### Supplied data
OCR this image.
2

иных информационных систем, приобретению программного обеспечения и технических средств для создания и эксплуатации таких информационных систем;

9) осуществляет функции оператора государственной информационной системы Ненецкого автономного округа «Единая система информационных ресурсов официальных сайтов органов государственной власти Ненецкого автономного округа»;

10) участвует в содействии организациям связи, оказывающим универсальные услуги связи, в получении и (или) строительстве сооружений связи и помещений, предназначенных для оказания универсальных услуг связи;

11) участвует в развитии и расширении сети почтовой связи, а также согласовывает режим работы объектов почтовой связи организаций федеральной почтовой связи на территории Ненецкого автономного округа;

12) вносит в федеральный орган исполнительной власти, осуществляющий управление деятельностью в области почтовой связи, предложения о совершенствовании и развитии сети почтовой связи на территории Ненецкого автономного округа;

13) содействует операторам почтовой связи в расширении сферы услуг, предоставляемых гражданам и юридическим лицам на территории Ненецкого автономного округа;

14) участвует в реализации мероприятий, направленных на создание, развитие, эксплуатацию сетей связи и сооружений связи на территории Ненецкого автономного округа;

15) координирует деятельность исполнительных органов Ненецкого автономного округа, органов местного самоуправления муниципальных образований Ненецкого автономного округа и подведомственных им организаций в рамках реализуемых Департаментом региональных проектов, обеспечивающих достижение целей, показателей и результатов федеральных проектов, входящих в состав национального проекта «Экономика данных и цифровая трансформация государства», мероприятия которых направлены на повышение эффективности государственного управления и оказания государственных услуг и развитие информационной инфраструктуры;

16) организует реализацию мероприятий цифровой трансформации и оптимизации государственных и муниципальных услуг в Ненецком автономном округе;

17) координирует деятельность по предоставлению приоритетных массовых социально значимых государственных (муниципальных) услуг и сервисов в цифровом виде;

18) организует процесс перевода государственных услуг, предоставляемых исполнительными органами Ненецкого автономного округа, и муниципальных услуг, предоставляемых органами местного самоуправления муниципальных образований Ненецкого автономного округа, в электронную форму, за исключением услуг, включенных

### Brief
Say how many lines of the data include the word "расширении". Nothing other than the number should be given.

### Task solution
2